**PROBLEM STATEMENT:** Where a line of the material contains the string "ylabel", copy that line.

--- Begin DATA FOR THIS TASK ---

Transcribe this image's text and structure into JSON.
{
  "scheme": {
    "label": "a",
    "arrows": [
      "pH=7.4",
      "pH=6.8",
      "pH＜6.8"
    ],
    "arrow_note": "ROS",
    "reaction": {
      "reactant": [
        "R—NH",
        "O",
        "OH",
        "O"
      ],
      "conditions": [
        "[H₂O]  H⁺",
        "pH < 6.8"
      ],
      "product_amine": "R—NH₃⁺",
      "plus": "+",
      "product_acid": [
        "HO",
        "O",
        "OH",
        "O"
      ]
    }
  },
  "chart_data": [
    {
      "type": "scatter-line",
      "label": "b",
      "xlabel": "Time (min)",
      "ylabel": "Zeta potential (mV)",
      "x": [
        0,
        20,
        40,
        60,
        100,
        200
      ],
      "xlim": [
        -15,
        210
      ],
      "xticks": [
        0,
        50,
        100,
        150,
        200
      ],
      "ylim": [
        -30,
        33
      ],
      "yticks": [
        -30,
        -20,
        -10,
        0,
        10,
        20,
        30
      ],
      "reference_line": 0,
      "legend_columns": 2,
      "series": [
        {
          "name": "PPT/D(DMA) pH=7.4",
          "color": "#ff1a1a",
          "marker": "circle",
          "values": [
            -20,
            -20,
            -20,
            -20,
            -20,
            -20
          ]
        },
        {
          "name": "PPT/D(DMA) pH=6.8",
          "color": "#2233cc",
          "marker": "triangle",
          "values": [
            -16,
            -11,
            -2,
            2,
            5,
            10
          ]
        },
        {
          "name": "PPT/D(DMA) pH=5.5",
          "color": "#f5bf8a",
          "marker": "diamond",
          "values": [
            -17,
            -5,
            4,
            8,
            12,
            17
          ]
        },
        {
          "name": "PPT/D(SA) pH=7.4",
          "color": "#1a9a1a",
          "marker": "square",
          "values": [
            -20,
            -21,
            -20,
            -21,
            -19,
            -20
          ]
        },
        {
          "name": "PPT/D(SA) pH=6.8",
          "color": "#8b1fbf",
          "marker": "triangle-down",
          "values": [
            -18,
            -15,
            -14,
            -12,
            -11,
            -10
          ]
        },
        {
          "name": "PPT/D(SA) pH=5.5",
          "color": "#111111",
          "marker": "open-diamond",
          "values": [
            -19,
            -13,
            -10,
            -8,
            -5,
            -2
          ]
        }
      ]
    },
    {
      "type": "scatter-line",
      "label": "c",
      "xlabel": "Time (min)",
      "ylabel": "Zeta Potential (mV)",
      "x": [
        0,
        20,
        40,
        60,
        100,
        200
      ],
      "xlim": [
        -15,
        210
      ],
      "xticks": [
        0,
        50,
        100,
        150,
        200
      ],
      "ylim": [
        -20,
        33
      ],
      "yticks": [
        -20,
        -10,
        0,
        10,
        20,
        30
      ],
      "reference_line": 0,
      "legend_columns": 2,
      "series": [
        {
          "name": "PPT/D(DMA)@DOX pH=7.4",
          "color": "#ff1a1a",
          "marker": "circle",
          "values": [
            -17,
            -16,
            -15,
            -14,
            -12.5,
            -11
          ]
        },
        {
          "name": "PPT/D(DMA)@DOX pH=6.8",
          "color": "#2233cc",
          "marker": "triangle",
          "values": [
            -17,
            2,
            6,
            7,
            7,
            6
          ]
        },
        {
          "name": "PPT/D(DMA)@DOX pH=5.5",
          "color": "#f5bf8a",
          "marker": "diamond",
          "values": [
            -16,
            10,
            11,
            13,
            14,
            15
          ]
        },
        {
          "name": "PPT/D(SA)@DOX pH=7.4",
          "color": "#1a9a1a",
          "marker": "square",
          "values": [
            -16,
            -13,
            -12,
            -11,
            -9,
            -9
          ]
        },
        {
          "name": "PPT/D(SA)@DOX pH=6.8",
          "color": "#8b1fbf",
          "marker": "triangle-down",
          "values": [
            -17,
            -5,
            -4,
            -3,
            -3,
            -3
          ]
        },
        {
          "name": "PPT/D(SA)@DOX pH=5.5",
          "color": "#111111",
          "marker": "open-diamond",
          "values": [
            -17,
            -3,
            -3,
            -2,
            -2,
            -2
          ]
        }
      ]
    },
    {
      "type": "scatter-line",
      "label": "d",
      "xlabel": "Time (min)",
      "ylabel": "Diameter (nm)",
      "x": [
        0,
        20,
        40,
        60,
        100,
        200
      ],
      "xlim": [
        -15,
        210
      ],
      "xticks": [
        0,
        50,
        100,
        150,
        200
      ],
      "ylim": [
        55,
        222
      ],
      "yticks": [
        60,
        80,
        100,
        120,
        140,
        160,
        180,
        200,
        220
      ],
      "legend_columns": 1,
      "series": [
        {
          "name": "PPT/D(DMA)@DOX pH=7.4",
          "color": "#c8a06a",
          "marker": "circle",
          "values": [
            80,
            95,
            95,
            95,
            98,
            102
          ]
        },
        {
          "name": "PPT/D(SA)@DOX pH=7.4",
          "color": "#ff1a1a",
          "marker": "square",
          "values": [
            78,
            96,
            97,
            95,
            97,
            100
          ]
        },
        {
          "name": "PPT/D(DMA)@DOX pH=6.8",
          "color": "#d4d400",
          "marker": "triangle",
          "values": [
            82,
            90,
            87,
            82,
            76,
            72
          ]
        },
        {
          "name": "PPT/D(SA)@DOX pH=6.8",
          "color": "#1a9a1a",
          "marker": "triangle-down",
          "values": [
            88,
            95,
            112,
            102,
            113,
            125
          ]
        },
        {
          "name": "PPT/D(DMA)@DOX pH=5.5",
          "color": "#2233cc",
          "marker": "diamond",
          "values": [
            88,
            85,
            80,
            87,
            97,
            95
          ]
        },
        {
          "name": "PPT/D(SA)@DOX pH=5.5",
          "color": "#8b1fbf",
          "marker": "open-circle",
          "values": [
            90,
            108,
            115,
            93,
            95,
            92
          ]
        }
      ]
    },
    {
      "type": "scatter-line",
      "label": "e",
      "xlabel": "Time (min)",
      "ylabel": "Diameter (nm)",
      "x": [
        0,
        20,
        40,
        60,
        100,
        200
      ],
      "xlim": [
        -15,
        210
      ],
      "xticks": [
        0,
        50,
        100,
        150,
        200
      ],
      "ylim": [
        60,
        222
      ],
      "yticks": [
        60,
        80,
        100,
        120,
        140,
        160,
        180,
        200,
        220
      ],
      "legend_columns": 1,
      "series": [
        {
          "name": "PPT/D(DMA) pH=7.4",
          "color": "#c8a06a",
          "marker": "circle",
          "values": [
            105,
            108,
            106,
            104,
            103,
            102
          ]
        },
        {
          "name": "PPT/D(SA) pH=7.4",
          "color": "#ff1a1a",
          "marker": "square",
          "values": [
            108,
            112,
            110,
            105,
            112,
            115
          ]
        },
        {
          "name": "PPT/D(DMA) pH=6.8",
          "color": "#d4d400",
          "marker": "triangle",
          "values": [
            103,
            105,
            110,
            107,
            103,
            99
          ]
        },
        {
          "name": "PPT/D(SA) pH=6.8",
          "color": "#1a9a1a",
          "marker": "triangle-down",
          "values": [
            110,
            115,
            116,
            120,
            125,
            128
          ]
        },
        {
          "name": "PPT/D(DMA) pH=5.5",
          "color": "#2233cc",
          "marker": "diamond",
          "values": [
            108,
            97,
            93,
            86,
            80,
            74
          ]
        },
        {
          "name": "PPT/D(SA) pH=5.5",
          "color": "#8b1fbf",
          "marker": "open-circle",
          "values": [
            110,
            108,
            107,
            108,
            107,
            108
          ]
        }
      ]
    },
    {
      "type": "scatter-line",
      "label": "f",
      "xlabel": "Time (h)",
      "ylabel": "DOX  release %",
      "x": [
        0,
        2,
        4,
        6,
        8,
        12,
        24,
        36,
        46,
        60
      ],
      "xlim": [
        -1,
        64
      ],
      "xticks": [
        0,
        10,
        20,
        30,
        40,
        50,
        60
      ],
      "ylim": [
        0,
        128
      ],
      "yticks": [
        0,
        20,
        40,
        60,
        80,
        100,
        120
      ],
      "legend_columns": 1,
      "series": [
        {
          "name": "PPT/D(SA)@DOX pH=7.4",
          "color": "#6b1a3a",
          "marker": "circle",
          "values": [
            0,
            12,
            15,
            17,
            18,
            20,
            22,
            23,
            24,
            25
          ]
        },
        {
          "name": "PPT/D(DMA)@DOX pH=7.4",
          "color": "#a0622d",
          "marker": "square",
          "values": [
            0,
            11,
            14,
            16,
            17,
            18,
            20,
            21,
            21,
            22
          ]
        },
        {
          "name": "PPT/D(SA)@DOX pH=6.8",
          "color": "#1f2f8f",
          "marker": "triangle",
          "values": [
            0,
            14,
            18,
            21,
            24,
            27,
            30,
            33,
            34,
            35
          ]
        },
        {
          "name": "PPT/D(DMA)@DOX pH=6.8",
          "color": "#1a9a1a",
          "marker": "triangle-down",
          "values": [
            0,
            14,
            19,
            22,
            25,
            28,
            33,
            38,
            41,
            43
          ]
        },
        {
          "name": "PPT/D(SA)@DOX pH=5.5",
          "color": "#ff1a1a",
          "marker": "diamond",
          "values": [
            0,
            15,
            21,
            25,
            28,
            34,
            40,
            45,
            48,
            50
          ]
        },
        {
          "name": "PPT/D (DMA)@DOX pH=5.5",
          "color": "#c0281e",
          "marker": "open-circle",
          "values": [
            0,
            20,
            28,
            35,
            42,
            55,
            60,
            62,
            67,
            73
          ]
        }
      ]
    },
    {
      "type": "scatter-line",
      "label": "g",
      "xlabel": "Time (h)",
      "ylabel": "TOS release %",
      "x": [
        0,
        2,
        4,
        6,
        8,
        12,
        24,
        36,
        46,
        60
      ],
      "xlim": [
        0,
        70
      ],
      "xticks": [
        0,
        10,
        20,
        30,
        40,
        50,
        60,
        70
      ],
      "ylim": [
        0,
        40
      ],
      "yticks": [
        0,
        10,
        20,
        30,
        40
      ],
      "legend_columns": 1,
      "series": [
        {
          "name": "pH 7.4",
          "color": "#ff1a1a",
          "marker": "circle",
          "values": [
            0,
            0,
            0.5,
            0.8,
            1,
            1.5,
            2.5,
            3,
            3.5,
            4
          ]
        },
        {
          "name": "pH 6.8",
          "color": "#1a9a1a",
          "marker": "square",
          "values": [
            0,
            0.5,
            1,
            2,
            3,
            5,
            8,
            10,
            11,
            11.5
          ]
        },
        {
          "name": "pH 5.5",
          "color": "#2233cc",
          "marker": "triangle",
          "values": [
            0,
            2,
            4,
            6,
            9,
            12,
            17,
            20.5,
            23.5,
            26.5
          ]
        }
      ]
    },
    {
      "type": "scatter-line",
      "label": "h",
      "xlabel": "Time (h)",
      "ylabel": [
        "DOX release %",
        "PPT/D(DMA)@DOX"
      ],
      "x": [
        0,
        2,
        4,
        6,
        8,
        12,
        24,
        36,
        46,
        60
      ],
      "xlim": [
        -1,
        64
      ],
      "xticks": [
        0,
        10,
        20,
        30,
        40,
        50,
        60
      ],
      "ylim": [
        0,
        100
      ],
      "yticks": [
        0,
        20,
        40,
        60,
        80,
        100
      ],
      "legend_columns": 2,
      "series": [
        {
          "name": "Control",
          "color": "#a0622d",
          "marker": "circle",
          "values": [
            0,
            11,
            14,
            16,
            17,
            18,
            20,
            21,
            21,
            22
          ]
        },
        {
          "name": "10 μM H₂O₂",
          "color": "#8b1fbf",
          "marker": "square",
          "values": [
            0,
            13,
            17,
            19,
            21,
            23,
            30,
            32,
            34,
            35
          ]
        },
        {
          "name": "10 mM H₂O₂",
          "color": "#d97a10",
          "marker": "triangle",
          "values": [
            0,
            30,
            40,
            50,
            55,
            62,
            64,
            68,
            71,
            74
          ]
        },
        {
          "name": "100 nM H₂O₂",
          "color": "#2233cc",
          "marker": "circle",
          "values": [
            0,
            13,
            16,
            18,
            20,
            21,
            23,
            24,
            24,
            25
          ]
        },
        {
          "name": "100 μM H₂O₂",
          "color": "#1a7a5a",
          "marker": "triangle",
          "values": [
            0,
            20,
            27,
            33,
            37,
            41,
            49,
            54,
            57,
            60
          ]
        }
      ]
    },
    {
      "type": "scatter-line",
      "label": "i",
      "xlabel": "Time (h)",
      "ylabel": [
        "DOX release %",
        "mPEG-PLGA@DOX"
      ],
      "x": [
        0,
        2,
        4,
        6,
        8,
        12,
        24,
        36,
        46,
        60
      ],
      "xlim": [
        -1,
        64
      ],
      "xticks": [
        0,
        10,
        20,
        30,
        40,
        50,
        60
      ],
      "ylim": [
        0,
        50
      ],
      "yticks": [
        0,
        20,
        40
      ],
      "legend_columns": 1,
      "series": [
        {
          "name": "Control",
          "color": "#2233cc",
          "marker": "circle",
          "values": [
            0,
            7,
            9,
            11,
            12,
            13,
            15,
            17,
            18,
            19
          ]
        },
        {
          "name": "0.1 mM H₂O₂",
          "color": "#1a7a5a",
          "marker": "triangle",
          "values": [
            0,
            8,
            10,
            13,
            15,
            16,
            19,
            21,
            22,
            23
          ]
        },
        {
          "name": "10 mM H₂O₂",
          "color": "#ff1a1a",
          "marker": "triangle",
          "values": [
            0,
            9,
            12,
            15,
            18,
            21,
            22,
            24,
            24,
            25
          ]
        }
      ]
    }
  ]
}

--- End DATA FOR THIS TASK ---

**ANSWER TO THE PROBLEM:**
      "ylabel": "Zeta potential (mV)",
      "ylabel": "Zeta Potential (mV)",
      "ylabel": "Diameter (nm)",
      "ylabel": "Diameter (nm)",
      "ylabel": "DOX  release %",
      "ylabel": "TOS release %",
      "ylabel": [
      "ylabel": [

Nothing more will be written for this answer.